What is asked: Search the material for the string "context", then report how many lines hold it, with no other text.

# start of Provided records

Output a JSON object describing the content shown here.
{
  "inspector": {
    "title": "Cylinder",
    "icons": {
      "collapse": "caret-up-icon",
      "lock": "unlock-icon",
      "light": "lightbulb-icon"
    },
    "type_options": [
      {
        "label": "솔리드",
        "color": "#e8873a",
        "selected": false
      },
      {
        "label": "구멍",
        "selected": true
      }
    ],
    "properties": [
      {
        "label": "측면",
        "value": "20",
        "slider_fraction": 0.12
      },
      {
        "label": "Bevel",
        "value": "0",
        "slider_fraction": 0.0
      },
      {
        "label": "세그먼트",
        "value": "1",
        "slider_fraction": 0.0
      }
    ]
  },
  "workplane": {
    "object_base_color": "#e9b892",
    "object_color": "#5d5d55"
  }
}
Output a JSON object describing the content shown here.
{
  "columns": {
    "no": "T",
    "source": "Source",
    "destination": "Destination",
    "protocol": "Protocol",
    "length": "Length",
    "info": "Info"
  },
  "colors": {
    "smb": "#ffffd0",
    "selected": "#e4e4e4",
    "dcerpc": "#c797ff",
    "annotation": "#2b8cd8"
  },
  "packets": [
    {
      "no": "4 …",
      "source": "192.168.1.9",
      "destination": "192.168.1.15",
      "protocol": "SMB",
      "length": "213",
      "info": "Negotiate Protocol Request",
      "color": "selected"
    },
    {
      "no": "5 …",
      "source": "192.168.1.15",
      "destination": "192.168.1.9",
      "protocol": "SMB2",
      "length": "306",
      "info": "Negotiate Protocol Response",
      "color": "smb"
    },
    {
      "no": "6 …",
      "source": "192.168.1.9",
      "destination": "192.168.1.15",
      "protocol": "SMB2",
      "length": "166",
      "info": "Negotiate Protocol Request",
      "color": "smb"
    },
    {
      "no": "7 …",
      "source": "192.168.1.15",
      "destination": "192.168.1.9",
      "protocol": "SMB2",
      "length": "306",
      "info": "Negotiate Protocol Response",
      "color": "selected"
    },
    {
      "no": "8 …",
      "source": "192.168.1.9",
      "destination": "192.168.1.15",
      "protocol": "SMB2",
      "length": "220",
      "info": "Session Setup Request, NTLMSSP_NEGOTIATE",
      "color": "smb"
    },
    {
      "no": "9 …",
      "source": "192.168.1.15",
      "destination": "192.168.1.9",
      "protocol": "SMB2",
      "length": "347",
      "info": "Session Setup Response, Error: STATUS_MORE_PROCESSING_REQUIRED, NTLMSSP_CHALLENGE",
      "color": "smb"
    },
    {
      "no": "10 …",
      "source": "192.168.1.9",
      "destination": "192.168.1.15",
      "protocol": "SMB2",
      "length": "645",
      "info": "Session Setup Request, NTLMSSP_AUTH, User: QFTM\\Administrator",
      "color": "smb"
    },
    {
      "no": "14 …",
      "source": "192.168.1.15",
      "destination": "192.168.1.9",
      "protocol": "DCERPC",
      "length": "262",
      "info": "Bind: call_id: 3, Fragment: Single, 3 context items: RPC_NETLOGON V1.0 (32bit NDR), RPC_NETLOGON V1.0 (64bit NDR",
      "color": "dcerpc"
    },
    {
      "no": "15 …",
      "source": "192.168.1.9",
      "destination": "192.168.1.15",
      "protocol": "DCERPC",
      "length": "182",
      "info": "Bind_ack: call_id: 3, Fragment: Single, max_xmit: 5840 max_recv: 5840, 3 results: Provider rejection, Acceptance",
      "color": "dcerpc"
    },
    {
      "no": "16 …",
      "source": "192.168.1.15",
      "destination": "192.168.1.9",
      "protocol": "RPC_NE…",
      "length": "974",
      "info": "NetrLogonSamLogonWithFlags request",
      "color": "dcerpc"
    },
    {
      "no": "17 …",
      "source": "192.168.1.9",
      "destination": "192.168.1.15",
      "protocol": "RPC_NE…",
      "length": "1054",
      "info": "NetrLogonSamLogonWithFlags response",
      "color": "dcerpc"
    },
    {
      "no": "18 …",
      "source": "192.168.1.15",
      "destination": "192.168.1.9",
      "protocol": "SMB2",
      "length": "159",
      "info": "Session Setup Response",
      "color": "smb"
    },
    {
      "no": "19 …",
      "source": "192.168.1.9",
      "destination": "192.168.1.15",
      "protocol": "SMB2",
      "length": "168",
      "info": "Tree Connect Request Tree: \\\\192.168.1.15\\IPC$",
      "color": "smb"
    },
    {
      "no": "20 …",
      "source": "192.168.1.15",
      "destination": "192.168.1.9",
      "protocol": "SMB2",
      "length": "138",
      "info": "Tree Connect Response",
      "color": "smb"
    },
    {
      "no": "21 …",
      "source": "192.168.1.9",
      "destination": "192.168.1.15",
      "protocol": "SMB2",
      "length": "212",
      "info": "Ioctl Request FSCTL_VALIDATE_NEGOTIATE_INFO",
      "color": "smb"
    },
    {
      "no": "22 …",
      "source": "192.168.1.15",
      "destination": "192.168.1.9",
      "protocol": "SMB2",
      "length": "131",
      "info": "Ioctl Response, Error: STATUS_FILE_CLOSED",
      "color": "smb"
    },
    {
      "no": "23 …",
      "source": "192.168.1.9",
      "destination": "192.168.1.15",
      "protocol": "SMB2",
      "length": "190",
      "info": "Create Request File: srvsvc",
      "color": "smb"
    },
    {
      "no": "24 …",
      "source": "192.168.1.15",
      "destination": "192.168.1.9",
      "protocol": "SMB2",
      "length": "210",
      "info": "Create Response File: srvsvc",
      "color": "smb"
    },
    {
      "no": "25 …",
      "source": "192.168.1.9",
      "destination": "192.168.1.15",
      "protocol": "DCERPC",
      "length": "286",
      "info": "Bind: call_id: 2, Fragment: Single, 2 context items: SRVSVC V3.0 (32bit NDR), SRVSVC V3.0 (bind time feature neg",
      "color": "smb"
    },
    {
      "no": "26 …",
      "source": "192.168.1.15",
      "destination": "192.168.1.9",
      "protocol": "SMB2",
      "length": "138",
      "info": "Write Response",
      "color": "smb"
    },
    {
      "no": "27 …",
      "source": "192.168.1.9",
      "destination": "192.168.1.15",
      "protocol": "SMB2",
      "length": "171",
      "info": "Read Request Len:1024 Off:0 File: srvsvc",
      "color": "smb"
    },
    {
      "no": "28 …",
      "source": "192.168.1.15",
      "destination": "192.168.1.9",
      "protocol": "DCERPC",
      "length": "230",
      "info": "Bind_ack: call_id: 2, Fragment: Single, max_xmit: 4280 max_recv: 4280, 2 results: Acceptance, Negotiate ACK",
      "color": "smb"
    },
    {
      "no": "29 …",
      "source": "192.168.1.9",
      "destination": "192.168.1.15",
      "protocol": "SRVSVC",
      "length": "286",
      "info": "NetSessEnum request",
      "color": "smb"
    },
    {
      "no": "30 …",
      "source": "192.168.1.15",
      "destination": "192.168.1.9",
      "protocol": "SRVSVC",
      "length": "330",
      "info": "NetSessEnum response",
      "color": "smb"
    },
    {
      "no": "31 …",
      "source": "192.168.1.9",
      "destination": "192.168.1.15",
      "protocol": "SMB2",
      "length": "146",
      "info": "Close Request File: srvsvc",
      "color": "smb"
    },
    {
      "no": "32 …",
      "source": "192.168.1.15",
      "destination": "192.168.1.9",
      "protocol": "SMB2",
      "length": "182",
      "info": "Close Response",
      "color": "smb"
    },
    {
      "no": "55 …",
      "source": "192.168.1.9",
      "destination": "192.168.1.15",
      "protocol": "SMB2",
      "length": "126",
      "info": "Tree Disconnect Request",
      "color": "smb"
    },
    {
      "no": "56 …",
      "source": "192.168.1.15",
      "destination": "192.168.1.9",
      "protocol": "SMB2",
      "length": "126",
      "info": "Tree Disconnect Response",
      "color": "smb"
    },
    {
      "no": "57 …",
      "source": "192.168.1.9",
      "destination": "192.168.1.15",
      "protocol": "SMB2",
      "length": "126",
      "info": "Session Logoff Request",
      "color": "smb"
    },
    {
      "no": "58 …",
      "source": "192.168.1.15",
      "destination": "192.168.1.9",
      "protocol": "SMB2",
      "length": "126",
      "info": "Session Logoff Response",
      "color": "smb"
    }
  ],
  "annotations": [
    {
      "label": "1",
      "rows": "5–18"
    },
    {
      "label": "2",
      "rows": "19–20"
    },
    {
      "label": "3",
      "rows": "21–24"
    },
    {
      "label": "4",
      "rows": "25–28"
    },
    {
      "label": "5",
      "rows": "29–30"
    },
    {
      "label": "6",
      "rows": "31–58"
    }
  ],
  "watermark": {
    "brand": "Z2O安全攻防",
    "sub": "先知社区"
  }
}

# end of Provided records

Final result: 2